[Records provided start]

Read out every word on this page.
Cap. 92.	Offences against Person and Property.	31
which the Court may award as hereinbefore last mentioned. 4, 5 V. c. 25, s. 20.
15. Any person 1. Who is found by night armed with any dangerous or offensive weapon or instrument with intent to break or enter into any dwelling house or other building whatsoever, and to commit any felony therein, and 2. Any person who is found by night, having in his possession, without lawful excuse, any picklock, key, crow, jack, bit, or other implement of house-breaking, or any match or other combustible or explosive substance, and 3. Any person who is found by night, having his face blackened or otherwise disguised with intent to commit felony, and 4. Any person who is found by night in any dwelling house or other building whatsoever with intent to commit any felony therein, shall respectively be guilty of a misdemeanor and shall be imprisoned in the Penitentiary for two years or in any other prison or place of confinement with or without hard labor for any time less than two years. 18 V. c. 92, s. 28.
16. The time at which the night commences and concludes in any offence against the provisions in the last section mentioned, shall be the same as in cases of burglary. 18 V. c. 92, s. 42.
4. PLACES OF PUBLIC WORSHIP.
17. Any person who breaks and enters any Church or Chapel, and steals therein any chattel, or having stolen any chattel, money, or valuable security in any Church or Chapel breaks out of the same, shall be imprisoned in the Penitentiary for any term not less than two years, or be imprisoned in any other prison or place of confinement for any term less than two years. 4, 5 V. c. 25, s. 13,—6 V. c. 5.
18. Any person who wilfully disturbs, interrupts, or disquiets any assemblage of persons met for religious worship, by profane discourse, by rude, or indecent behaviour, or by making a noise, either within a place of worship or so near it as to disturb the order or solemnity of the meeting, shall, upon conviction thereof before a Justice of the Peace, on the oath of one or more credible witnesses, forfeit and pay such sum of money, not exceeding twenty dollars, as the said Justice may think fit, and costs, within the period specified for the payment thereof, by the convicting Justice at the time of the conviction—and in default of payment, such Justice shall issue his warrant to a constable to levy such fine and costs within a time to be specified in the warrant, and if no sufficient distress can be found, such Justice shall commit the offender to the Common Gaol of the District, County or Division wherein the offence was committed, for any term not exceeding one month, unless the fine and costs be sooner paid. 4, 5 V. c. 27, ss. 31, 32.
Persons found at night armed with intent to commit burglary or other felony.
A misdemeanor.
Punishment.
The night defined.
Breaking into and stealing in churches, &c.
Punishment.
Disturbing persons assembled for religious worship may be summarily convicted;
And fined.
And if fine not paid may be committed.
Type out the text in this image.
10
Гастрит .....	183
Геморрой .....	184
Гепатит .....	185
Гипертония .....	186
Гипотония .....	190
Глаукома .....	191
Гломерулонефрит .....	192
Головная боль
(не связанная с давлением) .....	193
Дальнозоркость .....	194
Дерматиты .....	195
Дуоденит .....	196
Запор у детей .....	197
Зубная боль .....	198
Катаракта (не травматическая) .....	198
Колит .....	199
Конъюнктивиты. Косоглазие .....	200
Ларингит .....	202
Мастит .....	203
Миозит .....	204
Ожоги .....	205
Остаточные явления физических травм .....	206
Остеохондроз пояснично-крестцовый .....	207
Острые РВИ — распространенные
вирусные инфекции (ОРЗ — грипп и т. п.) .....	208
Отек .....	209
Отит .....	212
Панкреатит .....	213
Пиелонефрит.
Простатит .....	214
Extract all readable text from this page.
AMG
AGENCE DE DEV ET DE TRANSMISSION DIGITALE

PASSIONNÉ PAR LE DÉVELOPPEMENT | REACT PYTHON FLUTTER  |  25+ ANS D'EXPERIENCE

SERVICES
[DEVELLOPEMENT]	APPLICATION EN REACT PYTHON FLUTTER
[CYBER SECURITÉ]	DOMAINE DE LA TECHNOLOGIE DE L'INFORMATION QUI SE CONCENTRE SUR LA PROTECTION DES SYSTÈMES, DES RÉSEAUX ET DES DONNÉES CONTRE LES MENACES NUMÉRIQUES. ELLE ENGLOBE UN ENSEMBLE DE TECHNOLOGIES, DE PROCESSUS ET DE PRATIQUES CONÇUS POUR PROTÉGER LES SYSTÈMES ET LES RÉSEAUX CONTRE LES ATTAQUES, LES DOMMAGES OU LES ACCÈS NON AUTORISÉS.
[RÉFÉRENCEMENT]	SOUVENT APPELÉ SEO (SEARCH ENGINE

[Records provided end]

### Problem to work on
Write every record out again, unaltered.

### Expected answer
Read out every word on this page.
Cap. 92.	Offences against Person and Property.	31
which the Court may award as hereinbefore last mentioned. 4, 5 V. c. 25, s. 20.
15. Any person 1. Who is found by night armed with any dangerous or offensive weapon or instrument with intent to break or enter into any dwelling house or other building whatsoever, and to commit any felony therein, and 2. Any person who is found by night, having in his possession, without lawful excuse, any picklock, key, crow, jack, bit, or other implement of house-breaking, or any match or other combustible or explosive substance, and 3. Any person who is found by night, having his face blackened or otherwise disguised with intent to commit felony, and 4. Any person who is found by night in any dwelling house or other building whatsoever with intent to commit any felony therein, shall respectively be guilty of a misdemeanor and shall be imprisoned in the Penitentiary for two years or in any other prison or place of confinement with or without hard labor for any time less than two years. 18 V. c. 92, s. 28.
16. The time at which the night commences and concludes in any offence against the provisions in the last section mentioned, shall be the same as in cases of burglary. 18 V. c. 92, s. 42.
4. PLACES OF PUBLIC WORSHIP.
17. Any person who breaks and enters any Church or Chapel, and steals therein any chattel, or having stolen any chattel, money, or valuable security in any Church or Chapel breaks out of the same, shall be imprisoned in the Penitentiary for any term not less than two years, or be imprisoned in any other prison or place of confinement for any term less than two years. 4, 5 V. c. 25, s. 13,—6 V. c. 5.
18. Any person who wilfully disturbs, interrupts, or disquiets any assemblage of persons met for religious worship, by profane discourse, by rude, or indecent behaviour, or by making a noise, either within a place of worship or so near it as to disturb the order or solemnity of the meeting, shall, upon conviction thereof before a Justice of the Peace, on the oath of one or more credible witnesses, forfeit and pay such sum of money, not exceeding twenty dollars, as the said Justice may think fit, and costs, within the period specified for the payment thereof, by the convicting Justice at the time of the conviction—and in default of payment, such Justice shall issue his warrant to a constable to levy such fine and costs within a time to be specified in the warrant, and if no sufficient distress can be found, such Justice shall commit the offender to the Common Gaol of the District, County or Division wherein the offence was committed, for any term not exceeding one month, unless the fine and costs be sooner paid. 4, 5 V. c. 27, ss. 31, 32.
Persons found at night armed with intent to commit burglary or other felony.
A misdemeanor.
Punishment.
The night defined.
Breaking into and stealing in churches, &c.
Punishment.
Disturbing persons assembled for religious worship may be summarily convicted;
And fined.
And if fine not paid may be committed.
Type out the text in this image.
10
Гастрит .....	183
Геморрой .....	184
Гепатит .....	185
Гипертония .....	186
Гипотония .....	190
Глаукома .....	191
Гломерулонефрит .....	192
Головная боль
(не связанная с давлением) .....	193
Дальнозоркость .....	194
Дерматиты .....	195
Дуоденит .....	196
Запор у детей .....	197
Зубная боль .....	198
Катаракта (не травматическая) .....	198
Колит .....	199
Конъюнктивиты. Косоглазие .....	200
Ларингит .....	202
Мастит .....	203
Миозит .....	204
Ожоги .....	205
Остаточные явления физических травм .....	206
Остеохондроз пояснично-крестцовый .....	207
Острые РВИ — распространенные
вирусные инфекции (ОРЗ — грипп и т. п.) .....	208
Отек .....	209
Отит .....	212
Панкреатит .....	213
Пиелонефрит.
Простатит .....	214
Extract all readable text from this page.
AMG
AGENCE DE DEV ET DE TRANSMISSION DIGITALE

PASSIONNÉ PAR LE DÉVELOPPEMENT | REACT PYTHON FLUTTER  |  25+ ANS D'EXPERIENCE

SERVICES
[DEVELLOPEMENT]	APPLICATION EN REACT PYTHON FLUTTER
[CYBER SECURITÉ]	DOMAINE DE LA TECHNOLOGIE DE L'INFORMATION QUI SE CONCENTRE SUR LA PROTECTION DES SYSTÈMES, DES RÉSEAUX ET DES DONNÉES CONTRE LES MENACES NUMÉRIQUES. ELLE ENGLOBE UN ENSEMBLE DE TECHNOLOGIES, DE PROCESSUS ET DE PRATIQUES CONÇUS POUR PROTÉGER LES SYSTÈMES ET LES RÉSEAUX CONTRE LES ATTAQUES, LES DOMMAGES OU LES ACCÈS NON AUTORISÉS.
[RÉFÉRENCEMENT]	SOUVENT APPELÉ SEO (SEARCH ENGINE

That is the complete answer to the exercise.